**Objective:** The entries below need to be written out exactly, with no pictures included.

#####

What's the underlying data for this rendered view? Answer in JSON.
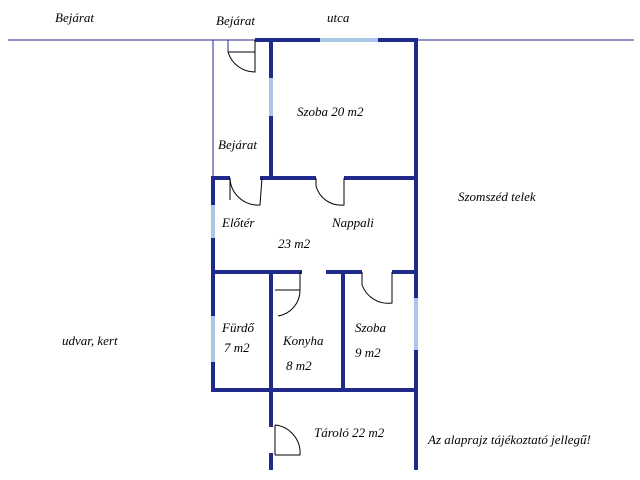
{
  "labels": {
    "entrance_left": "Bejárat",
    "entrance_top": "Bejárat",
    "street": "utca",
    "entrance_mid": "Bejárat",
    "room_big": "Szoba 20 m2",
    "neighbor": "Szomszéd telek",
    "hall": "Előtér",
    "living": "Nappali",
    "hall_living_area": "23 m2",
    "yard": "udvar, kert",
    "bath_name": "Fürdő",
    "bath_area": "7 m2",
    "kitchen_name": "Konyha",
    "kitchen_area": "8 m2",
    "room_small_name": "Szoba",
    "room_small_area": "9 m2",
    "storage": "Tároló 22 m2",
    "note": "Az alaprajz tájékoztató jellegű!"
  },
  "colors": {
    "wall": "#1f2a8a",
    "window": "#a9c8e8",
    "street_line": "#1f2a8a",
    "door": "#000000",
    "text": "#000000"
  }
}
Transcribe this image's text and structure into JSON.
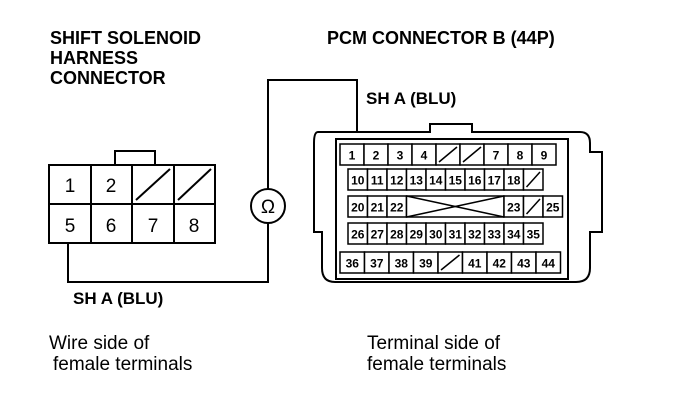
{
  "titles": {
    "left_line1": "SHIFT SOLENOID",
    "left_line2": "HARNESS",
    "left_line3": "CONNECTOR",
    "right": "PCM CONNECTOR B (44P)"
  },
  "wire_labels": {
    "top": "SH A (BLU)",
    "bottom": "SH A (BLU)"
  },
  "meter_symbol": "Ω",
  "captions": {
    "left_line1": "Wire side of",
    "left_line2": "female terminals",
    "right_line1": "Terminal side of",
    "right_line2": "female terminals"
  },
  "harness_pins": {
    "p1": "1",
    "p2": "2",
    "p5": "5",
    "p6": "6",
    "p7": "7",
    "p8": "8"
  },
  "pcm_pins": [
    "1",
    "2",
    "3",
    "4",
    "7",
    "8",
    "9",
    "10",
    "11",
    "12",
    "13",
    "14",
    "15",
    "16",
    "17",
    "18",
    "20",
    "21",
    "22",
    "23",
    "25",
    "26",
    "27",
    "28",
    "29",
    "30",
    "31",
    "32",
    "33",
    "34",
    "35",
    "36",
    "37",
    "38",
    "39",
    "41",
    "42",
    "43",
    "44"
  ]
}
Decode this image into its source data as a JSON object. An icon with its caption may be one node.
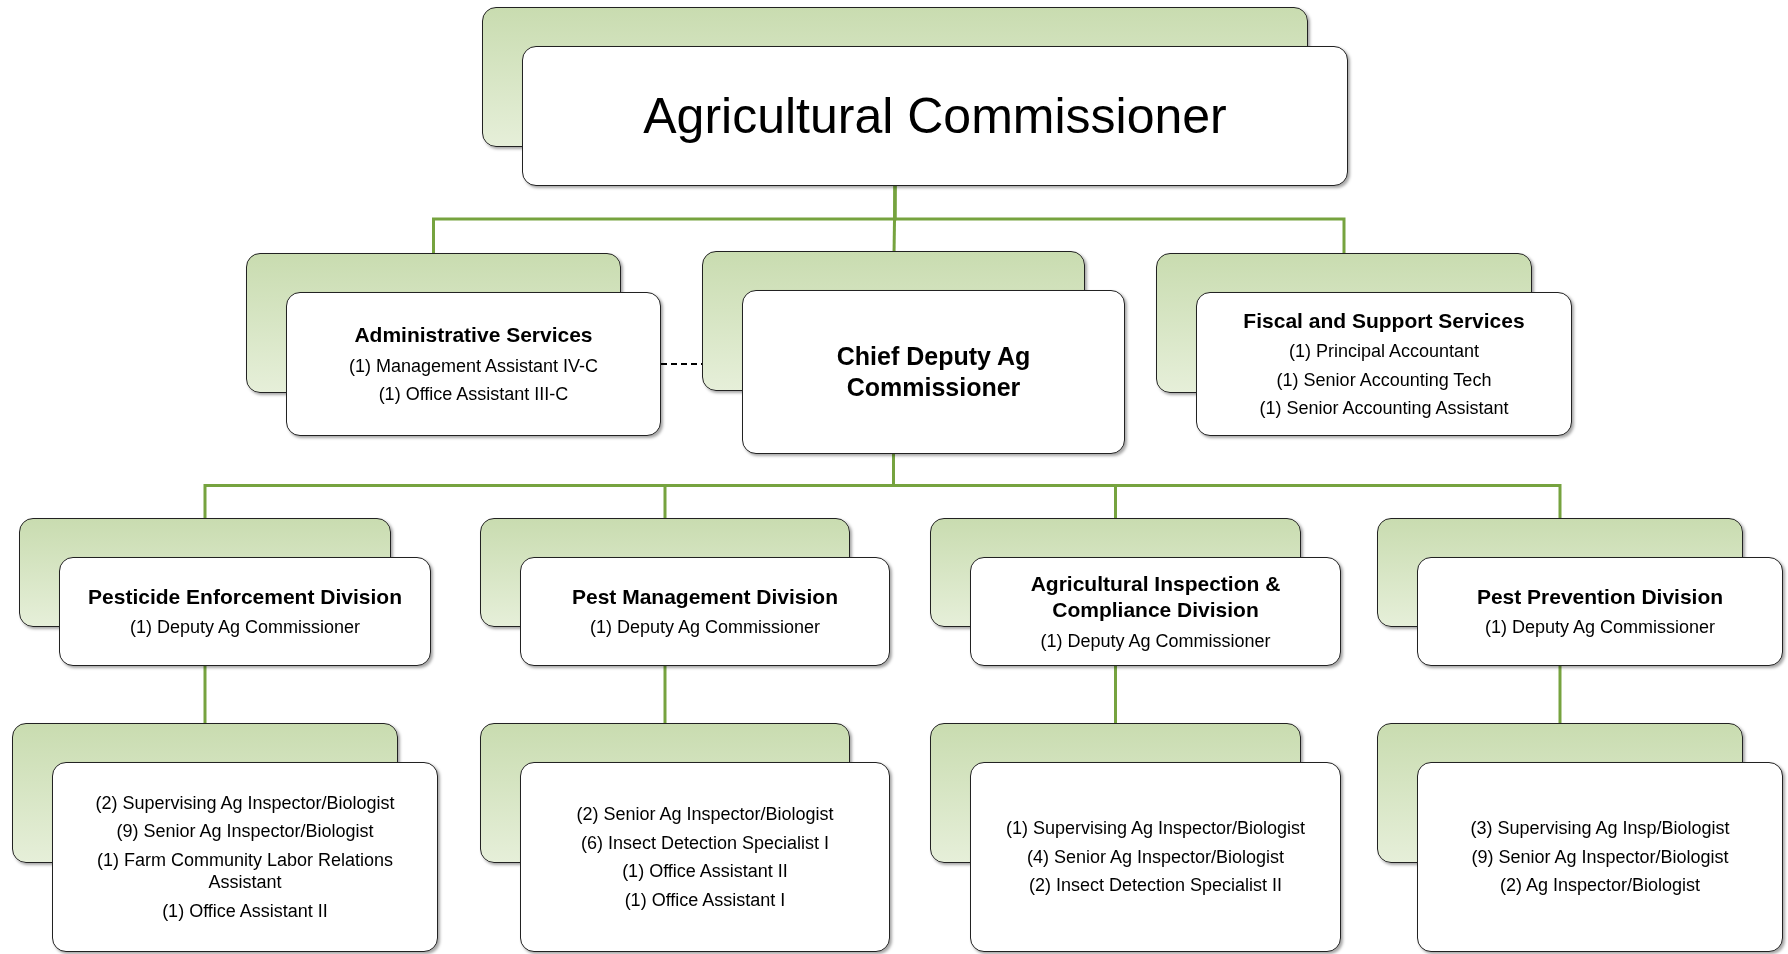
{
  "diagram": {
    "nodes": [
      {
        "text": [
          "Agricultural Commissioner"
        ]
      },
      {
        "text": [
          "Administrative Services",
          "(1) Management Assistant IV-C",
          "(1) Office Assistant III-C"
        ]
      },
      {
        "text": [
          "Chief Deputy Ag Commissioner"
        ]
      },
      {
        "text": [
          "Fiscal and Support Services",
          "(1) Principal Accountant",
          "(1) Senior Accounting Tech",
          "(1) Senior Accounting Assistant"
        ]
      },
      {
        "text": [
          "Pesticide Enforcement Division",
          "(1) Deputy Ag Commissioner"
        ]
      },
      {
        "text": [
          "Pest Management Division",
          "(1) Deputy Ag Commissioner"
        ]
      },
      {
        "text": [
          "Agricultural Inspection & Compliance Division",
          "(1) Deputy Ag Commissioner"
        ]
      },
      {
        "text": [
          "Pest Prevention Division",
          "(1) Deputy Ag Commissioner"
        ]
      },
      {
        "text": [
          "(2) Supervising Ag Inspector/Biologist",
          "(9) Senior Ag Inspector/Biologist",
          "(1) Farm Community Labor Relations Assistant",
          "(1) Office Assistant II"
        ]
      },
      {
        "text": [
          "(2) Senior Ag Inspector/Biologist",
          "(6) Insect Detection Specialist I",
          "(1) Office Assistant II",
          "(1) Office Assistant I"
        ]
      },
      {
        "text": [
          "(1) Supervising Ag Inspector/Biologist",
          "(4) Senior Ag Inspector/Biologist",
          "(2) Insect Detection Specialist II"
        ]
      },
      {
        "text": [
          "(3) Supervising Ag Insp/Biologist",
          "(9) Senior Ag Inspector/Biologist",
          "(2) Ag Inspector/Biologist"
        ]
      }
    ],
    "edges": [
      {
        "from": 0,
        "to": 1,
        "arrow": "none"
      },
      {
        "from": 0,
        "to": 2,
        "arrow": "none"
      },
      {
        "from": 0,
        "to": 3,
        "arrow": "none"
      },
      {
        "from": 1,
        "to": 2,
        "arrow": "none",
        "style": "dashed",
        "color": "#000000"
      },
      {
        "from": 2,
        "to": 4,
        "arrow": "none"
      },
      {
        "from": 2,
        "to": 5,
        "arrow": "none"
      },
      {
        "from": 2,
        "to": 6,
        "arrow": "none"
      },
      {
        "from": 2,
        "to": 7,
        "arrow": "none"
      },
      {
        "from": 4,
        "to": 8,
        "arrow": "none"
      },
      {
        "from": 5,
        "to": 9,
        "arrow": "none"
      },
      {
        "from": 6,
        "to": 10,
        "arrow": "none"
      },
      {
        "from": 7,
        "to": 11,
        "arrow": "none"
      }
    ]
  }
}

#####

**Output of the task:**
What's the underlying data for this rendered view? Answer in JSON.
{
  "labels": {
    "entrance_left": "Bejárat",
    "entrance_top": "Bejárat",
    "street": "utca",
    "entrance_mid": "Bejárat",
    "room_big": "Szoba 20 m2",
    "neighbor": "Szomszéd telek",
    "hall": "Előtér",
    "living": "Nappali",
    "hall_living_area": "23 m2",
    "yard": "udvar, kert",
    "bath_name": "Fürdő",
    "bath_area": "7 m2",
    "kitchen_name": "Konyha",
    "kitchen_area": "8 m2",
    "room_small_name": "Szoba",
    "room_small_area": "9 m2",
    "storage": "Tároló 22 m2",
    "note": "Az alaprajz tájékoztató jellegű!"
  },
  "colors": {
    "wall": "#1f2a8a",
    "window": "#a9c8e8",
    "street_line": "#1f2a8a",
    "door": "#000000",
    "text": "#000000"
  }
}
Transcribe this image's text and structure into JSON.
{
  "titles": {
    "left_line1": "SHIFT SOLENOID",
    "left_line2": "HARNESS",
    "left_line3": "CONNECTOR",
    "right": "PCM CONNECTOR B (44P)"
  },
  "wire_labels": {
    "top": "SH A (BLU)",
    "bottom": "SH A (BLU)"
  },
  "meter_symbol": "Ω",
  "captions": {
    "left_line1": "Wire side of",
    "left_line2": "female terminals",
    "right_line1": "Terminal side of",
    "right_line2": "female terminals"
  },
  "harness_pins": {
    "p1": "1",
    "p2": "2",
    "p5": "5",
    "p6": "6",
    "p7": "7",
    "p8": "8"
  },
  "pcm_pins": [
    "1",
    "2",
    "3",
    "4",
    "7",
    "8",
    "9",
    "10",
    "11",
    "12",
    "13",
    "14",
    "15",
    "16",
    "17",
    "18",
    "20",
    "21",
    "22",
    "23",
    "25",
    "26",
    "27",
    "28",
    "29",
    "30",
    "31",
    "32",
    "33",
    "34",
    "35",
    "36",
    "37",
    "38",
    "39",
    "41",
    "42",
    "43",
    "44"
  ]
}
Decode this image into its source data as a JSON object. An icon with its caption may be one node.
{
  "diagram": {
    "nodes": [
      {
        "text": [
          "Agricultural Commissioner"
        ]
      },
      {
        "text": [
          "Administrative Services",
          "(1) Management Assistant IV-C",
          "(1) Office Assistant III-C"
        ]
      },
      {
        "text": [
          "Chief Deputy Ag Commissioner"
        ]
      },
      {
        "text": [
          "Fiscal and Support Services",
          "(1) Principal Accountant",
          "(1) Senior Accounting Tech",
          "(1) Senior Accounting Assistant"
        ]
      },
      {
        "text": [
          "Pesticide Enforcement Division",
          "(1) Deputy Ag Commissioner"
        ]
      },
      {
        "text": [
          "Pest Management Division",
          "(1) Deputy Ag Commissioner"
        ]
      },
      {
        "text": [
          "Agricultural Inspection & Compliance Division",
          "(1) Deputy Ag Commissioner"
        ]
      },
      {
        "text": [
          "Pest Prevention Division",
          "(1) Deputy Ag Commissioner"
        ]
      },
      {
        "text": [
          "(2) Supervising Ag Inspector/Biologist",
          "(9) Senior Ag Inspector/Biologist",
          "(1) Farm Community Labor Relations Assistant",
          "(1) Office Assistant II"
        ]
      },
      {
        "text": [
          "(2) Senior Ag Inspector/Biologist",
          "(6) Insect Detection Specialist I",
          "(1) Office Assistant II",
          "(1) Office Assistant I"
        ]
      },
      {
        "text": [
          "(1) Supervising Ag Inspector/Biologist",
          "(4) Senior Ag Inspector/Biologist",
          "(2) Insect Detection Specialist II"
        ]
      },
      {
        "text": [
          "(3) Supervising Ag Insp/Biologist",
          "(9) Senior Ag Inspector/Biologist",
          "(2) Ag Inspector/Biologist"
        ]
      }
    ],
    "edges": [
      {
        "from": 0,
        "to": 1,
        "arrow": "none"
      },
      {
        "from": 0,
        "to": 2,
        "arrow": "none"
      },
      {
        "from": 0,
        "to": 3,
        "arrow": "none"
      },
      {
        "from": 1,
        "to": 2,
        "arrow": "none",
        "style": "dashed",
        "color": "#000000"
      },
      {
        "from": 2,
        "to": 4,
        "arrow": "none"
      },
      {
        "from": 2,
        "to": 5,
        "arrow": "none"
      },
      {
        "from": 2,
        "to": 6,
        "arrow": "none"
      },
      {
        "from": 2,
        "to": 7,
        "arrow": "none"
      },
      {
        "from": 4,
        "to": 8,
        "arrow": "none"
      },
      {
        "from": 5,
        "to": 9,
        "arrow": "none"
      },
      {
        "from": 6,
        "to": 10,
        "arrow": "none"
      },
      {
        "from": 7,
        "to": 11,
        "arrow": "none"
      }
    ]
  }
}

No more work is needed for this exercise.